GIVEN EXERCISE -
Give the number of lines in the entries that contain "万元考核". State only the count.

--- START ---

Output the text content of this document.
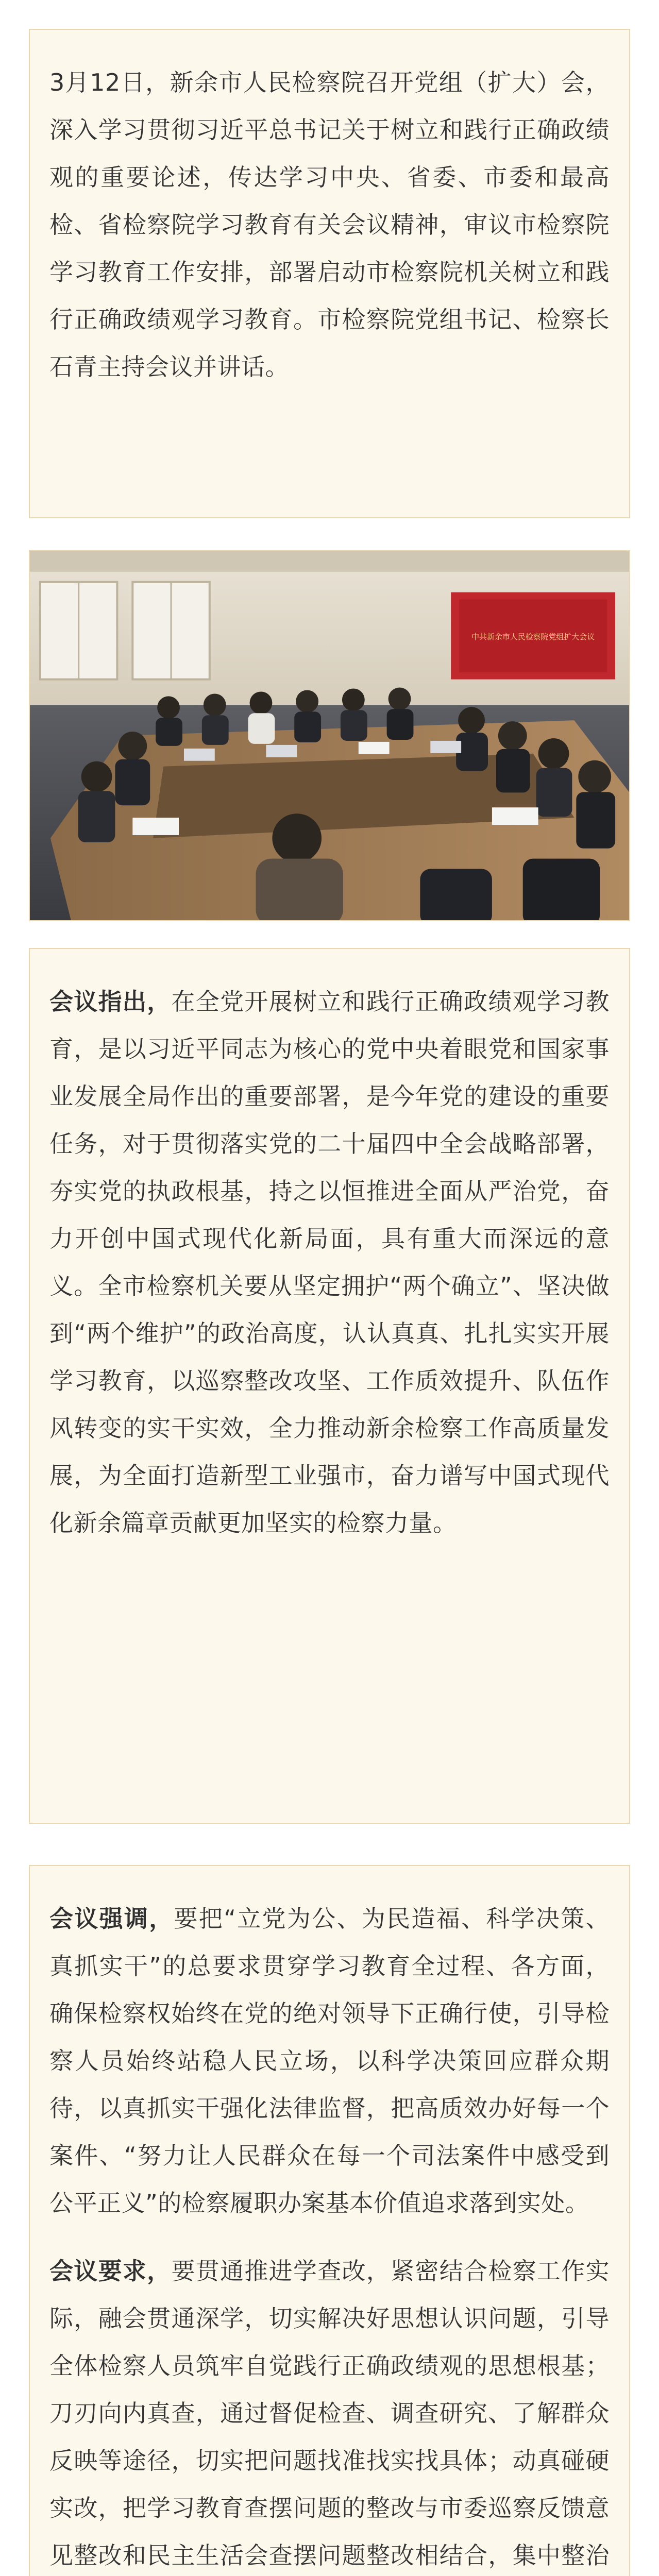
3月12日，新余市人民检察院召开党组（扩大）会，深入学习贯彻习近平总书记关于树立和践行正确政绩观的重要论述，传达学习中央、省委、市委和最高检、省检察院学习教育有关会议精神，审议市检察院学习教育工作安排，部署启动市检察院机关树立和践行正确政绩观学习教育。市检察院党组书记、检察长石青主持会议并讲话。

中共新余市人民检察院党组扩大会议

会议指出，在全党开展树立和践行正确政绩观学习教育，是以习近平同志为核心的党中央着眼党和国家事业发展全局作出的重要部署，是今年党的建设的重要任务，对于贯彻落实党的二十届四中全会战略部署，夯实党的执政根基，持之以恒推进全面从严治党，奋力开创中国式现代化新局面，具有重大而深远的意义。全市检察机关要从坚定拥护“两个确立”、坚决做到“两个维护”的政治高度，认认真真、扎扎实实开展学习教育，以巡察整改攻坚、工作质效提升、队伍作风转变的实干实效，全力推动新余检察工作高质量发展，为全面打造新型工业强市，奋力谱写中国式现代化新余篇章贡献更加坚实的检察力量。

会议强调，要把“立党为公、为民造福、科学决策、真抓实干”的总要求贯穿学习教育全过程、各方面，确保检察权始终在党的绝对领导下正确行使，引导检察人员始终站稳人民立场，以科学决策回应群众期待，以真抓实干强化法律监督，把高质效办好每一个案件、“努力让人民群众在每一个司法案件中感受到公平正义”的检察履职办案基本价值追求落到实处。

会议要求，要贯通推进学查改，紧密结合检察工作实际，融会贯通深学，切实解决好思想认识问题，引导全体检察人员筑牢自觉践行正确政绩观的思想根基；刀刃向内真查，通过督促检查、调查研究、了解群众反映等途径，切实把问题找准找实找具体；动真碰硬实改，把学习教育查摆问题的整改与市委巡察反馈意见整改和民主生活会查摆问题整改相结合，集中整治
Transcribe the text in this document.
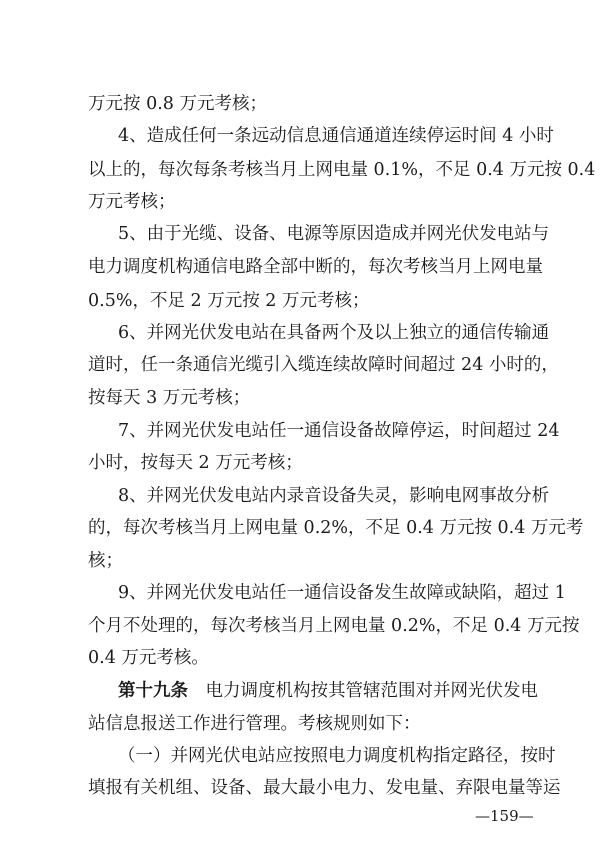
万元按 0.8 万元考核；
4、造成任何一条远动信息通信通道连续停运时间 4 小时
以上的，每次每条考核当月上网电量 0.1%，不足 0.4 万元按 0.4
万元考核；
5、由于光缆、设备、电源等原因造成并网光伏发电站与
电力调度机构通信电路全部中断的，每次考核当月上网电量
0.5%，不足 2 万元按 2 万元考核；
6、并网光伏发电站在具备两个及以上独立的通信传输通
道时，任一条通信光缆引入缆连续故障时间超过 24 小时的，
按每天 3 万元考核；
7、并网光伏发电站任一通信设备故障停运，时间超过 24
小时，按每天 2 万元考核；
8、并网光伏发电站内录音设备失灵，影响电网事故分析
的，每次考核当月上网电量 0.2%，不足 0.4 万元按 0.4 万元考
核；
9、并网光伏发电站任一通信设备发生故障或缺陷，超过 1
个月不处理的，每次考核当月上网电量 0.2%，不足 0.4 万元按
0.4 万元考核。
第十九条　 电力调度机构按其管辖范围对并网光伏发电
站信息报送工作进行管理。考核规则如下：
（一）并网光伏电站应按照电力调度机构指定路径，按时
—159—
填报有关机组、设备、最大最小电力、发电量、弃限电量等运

--- END ---
--- START ---

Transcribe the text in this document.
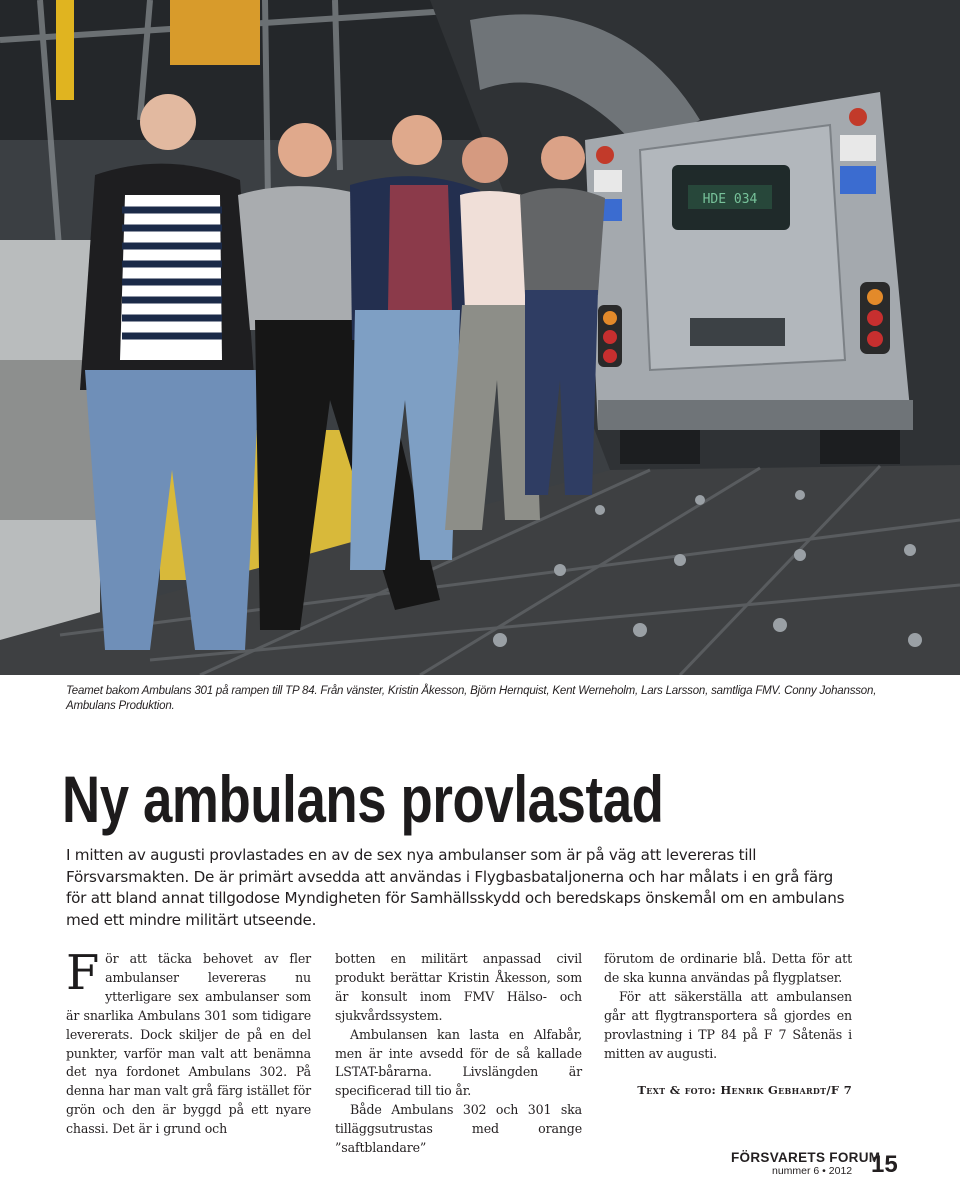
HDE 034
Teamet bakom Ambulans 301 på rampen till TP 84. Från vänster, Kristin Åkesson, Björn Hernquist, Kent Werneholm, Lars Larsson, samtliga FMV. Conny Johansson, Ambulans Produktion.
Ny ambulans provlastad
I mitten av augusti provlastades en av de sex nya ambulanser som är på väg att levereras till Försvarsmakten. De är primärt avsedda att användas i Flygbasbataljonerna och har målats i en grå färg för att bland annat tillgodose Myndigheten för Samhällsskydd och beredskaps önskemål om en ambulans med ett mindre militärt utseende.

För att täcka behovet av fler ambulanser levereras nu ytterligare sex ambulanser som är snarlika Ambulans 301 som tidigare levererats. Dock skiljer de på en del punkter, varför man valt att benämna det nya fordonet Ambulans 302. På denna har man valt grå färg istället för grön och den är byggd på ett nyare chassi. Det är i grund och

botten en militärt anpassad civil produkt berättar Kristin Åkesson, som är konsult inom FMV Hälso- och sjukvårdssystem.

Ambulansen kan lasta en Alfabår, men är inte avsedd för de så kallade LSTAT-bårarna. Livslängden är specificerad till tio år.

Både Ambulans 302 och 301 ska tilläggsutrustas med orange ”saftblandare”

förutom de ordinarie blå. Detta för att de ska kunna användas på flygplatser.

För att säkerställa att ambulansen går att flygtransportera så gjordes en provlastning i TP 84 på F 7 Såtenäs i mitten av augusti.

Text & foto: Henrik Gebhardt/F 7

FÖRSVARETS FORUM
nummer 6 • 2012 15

--- END ---

COMPLETE RESPONSE -
6